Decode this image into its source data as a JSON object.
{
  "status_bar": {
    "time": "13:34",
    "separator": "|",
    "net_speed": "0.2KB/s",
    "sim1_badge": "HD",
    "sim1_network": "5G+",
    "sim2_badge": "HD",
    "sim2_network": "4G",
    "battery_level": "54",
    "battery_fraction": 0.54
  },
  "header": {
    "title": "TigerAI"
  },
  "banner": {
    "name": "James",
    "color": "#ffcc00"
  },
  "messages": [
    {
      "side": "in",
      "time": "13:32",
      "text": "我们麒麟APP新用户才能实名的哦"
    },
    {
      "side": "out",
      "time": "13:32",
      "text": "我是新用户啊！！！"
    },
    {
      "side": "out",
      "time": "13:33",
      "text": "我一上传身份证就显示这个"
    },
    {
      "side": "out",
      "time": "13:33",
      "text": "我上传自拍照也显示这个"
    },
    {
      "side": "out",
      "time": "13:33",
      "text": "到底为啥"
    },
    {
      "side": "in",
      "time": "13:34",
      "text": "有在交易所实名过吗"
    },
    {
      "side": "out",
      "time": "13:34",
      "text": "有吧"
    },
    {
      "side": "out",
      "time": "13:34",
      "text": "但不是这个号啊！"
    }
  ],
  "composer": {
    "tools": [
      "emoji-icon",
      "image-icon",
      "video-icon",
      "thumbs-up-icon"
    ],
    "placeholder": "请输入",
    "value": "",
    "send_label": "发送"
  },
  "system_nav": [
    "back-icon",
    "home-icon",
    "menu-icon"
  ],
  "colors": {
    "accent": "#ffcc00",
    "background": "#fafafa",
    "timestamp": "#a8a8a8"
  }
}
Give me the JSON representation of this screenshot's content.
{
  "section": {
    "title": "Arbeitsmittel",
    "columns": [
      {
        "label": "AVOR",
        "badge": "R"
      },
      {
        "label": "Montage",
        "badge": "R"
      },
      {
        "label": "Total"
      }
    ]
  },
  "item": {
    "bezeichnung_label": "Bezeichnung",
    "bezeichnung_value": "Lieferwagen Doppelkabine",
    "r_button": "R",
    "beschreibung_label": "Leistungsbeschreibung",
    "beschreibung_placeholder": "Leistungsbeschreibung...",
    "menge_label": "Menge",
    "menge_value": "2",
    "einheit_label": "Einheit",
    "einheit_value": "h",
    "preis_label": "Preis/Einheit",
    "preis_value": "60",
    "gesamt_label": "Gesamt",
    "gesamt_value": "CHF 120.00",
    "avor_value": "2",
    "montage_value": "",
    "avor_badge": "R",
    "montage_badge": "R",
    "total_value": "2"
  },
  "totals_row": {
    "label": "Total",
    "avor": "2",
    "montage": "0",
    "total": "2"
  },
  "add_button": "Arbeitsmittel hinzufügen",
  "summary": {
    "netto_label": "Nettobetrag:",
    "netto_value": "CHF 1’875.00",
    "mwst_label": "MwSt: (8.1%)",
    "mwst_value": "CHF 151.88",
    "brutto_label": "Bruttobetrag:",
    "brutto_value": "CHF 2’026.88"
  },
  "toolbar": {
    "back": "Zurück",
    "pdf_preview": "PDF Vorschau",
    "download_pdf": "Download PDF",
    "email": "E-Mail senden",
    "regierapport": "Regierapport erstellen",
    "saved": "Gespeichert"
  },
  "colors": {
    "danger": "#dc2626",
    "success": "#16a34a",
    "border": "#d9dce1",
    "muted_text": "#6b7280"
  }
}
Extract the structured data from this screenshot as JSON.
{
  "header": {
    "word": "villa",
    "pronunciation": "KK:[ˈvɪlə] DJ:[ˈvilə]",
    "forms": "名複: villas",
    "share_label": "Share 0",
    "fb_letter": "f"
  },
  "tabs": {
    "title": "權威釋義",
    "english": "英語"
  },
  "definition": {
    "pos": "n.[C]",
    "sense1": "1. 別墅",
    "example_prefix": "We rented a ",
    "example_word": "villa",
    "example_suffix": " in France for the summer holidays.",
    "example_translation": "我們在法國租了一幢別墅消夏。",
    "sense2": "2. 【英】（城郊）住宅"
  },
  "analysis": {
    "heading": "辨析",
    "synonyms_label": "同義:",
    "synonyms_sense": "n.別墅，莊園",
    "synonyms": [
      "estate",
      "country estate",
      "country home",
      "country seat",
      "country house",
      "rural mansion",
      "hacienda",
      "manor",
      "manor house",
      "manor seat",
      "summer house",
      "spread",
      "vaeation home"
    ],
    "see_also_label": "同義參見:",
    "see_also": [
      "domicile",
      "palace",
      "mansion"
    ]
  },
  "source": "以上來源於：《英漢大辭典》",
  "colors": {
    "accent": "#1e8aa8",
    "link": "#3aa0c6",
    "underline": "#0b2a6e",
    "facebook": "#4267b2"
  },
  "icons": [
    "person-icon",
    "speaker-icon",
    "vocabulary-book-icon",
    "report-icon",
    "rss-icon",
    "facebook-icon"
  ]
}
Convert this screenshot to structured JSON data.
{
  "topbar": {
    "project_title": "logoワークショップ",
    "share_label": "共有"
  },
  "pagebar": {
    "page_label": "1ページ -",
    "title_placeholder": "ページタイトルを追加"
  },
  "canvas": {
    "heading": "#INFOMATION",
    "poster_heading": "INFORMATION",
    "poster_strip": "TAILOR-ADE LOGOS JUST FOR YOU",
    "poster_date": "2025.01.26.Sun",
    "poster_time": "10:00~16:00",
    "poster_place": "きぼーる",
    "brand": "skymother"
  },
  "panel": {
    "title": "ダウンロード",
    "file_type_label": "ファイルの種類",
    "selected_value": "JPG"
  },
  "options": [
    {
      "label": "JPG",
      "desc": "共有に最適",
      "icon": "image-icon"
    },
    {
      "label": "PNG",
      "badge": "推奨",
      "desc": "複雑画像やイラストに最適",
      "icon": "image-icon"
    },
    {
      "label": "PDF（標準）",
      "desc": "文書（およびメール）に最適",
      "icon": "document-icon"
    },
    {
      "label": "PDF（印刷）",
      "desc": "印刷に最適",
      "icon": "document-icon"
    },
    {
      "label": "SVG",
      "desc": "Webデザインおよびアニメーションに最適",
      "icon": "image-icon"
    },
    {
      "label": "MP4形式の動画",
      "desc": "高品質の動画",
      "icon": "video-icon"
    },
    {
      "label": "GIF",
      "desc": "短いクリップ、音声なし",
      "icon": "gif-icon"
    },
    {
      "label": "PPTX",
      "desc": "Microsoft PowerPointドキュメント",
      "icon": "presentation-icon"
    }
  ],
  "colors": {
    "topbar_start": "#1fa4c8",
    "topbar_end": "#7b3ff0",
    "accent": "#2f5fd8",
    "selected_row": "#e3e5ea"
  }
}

☆ ☆ ☆ ☆

Work to do.
Repeat back the data above, exact to the last character.

Task solution.
Decode this image into its source data as a JSON object.
{
  "status_bar": {
    "time": "13:34",
    "separator": "|",
    "net_speed": "0.2KB/s",
    "sim1_badge": "HD",
    "sim1_network": "5G+",
    "sim2_badge": "HD",
    "sim2_network": "4G",
    "battery_level": "54",
    "battery_fraction": 0.54
  },
  "header": {
    "title": "TigerAI"
  },
  "banner": {
    "name": "James",
    "color": "#ffcc00"
  },
  "messages": [
    {
      "side": "in",
      "time": "13:32",
      "text": "我们麒麟APP新用户才能实名的哦"
    },
    {
      "side": "out",
      "time": "13:32",
      "text": "我是新用户啊！！！"
    },
    {
      "side": "out",
      "time": "13:33",
      "text": "我一上传身份证就显示这个"
    },
    {
      "side": "out",
      "time": "13:33",
      "text": "我上传自拍照也显示这个"
    },
    {
      "side": "out",
      "time": "13:33",
      "text": "到底为啥"
    },
    {
      "side": "in",
      "time": "13:34",
      "text": "有在交易所实名过吗"
    },
    {
      "side": "out",
      "time": "13:34",
      "text": "有吧"
    },
    {
      "side": "out",
      "time": "13:34",
      "text": "但不是这个号啊！"
    }
  ],
  "composer": {
    "tools": [
      "emoji-icon",
      "image-icon",
      "video-icon",
      "thumbs-up-icon"
    ],
    "placeholder": "请输入",
    "value": "",
    "send_label": "发送"
  },
  "system_nav": [
    "back-icon",
    "home-icon",
    "menu-icon"
  ],
  "colors": {
    "accent": "#ffcc00",
    "background": "#fafafa",
    "timestamp": "#a8a8a8"
  }
}
Give me the JSON representation of this screenshot's content.
{
  "section": {
    "title": "Arbeitsmittel",
    "columns": [
      {
        "label": "AVOR",
        "badge": "R"
      },
      {
        "label": "Montage",
        "badge": "R"
      },
      {
        "label": "Total"
      }
    ]
  },
  "item": {
    "bezeichnung_label": "Bezeichnung",
    "bezeichnung_value": "Lieferwagen Doppelkabine",
    "r_button": "R",
    "beschreibung_label": "Leistungsbeschreibung",
    "beschreibung_placeholder": "Leistungsbeschreibung...",
    "menge_label": "Menge",
    "menge_value": "2",
    "einheit_label": "Einheit",
    "einheit_value": "h",
    "preis_label": "Preis/Einheit",
    "preis_value": "60",
    "gesamt_label": "Gesamt",
    "gesamt_value": "CHF 120.00",
    "avor_value": "2",
    "montage_value": "",
    "avor_badge": "R",
    "montage_badge": "R",
    "total_value": "2"
  },
  "totals_row": {
    "label": "Total",
    "avor": "2",
    "montage": "0",
    "total": "2"
  },
  "add_button": "Arbeitsmittel hinzufügen",
  "summary": {
    "netto_label": "Nettobetrag:",
    "netto_value": "CHF 1’875.00",
    "mwst_label": "MwSt: (8.1%)",
    "mwst_value": "CHF 151.88",
    "brutto_label": "Bruttobetrag:",
    "brutto_value": "CHF 2’026.88"
  },
  "toolbar": {
    "back": "Zurück",
    "pdf_preview": "PDF Vorschau",
    "download_pdf": "Download PDF",
    "email": "E-Mail senden",
    "regierapport": "Regierapport erstellen",
    "saved": "Gespeichert"
  },
  "colors": {
    "danger": "#dc2626",
    "success": "#16a34a",
    "border": "#d9dce1",
    "muted_text": "#6b7280"
  }
}
Extract the structured data from this screenshot as JSON.
{
  "header": {
    "word": "villa",
    "pronunciation": "KK:[ˈvɪlə] DJ:[ˈvilə]",
    "forms": "名複: villas",
    "share_label": "Share 0",
    "fb_letter": "f"
  },
  "tabs": {
    "title": "權威釋義",
    "english": "英語"
  },
  "definition": {
    "pos": "n.[C]",
    "sense1": "1. 別墅",
    "example_prefix": "We rented a ",
    "example_word": "villa",
    "example_suffix": " in France for the summer holidays.",
    "example_translation": "我們在法國租了一幢別墅消夏。",
    "sense2": "2. 【英】（城郊）住宅"
  },
  "analysis": {
    "heading": "辨析",
    "synonyms_label": "同義:",
    "synonyms_sense": "n.別墅，莊園",
    "synonyms": [
      "estate",
      "country estate",
      "country home",
      "country seat",
      "country house",
      "rural mansion",
      "hacienda",
      "manor",
      "manor house",
      "manor seat",
      "summer house",
      "spread",
      "vaeation home"
    ],
    "see_also_label": "同義參見:",
    "see_also": [
      "domicile",
      "palace",
      "mansion"
    ]
  },
  "source": "以上來源於：《英漢大辭典》",
  "colors": {
    "accent": "#1e8aa8",
    "link": "#3aa0c6",
    "underline": "#0b2a6e",
    "facebook": "#4267b2"
  },
  "icons": [
    "person-icon",
    "speaker-icon",
    "vocabulary-book-icon",
    "report-icon",
    "rss-icon",
    "facebook-icon"
  ]
}
Convert this screenshot to structured JSON data.
{
  "topbar": {
    "project_title": "logoワークショップ",
    "share_label": "共有"
  },
  "pagebar": {
    "page_label": "1ページ -",
    "title_placeholder": "ページタイトルを追加"
  },
  "canvas": {
    "heading": "#INFOMATION",
    "poster_heading": "INFORMATION",
    "poster_strip": "TAILOR-ADE LOGOS JUST FOR YOU",
    "poster_date": "2025.01.26.Sun",
    "poster_time": "10:00~16:00",
    "poster_place": "きぼーる",
    "brand": "skymother"
  },
  "panel": {
    "title": "ダウンロード",
    "file_type_label": "ファイルの種類",
    "selected_value": "JPG"
  },
  "options": [
    {
      "label": "JPG",
      "desc": "共有に最適",
      "icon": "image-icon"
    },
    {
      "label": "PNG",
      "badge": "推奨",
      "desc": "複雑画像やイラストに最適",
      "icon": "image-icon"
    },
    {
      "label": "PDF（標準）",
      "desc": "文書（およびメール）に最適",
      "icon": "document-icon"
    },
    {
      "label": "PDF（印刷）",
      "desc": "印刷に最適",
      "icon": "document-icon"
    },
    {
      "label": "SVG",
      "desc": "Webデザインおよびアニメーションに最適",
      "icon": "image-icon"
    },
    {
      "label": "MP4形式の動画",
      "desc": "高品質の動画",
      "icon": "video-icon"
    },
    {
      "label": "GIF",
      "desc": "短いクリップ、音声なし",
      "icon": "gif-icon"
    },
    {
      "label": "PPTX",
      "desc": "Microsoft PowerPointドキュメント",
      "icon": "presentation-icon"
    }
  ],
  "colors": {
    "topbar_start": "#1fa4c8",
    "topbar_end": "#7b3ff0",
    "accent": "#2f5fd8",
    "selected_row": "#e3e5ea"
  }
}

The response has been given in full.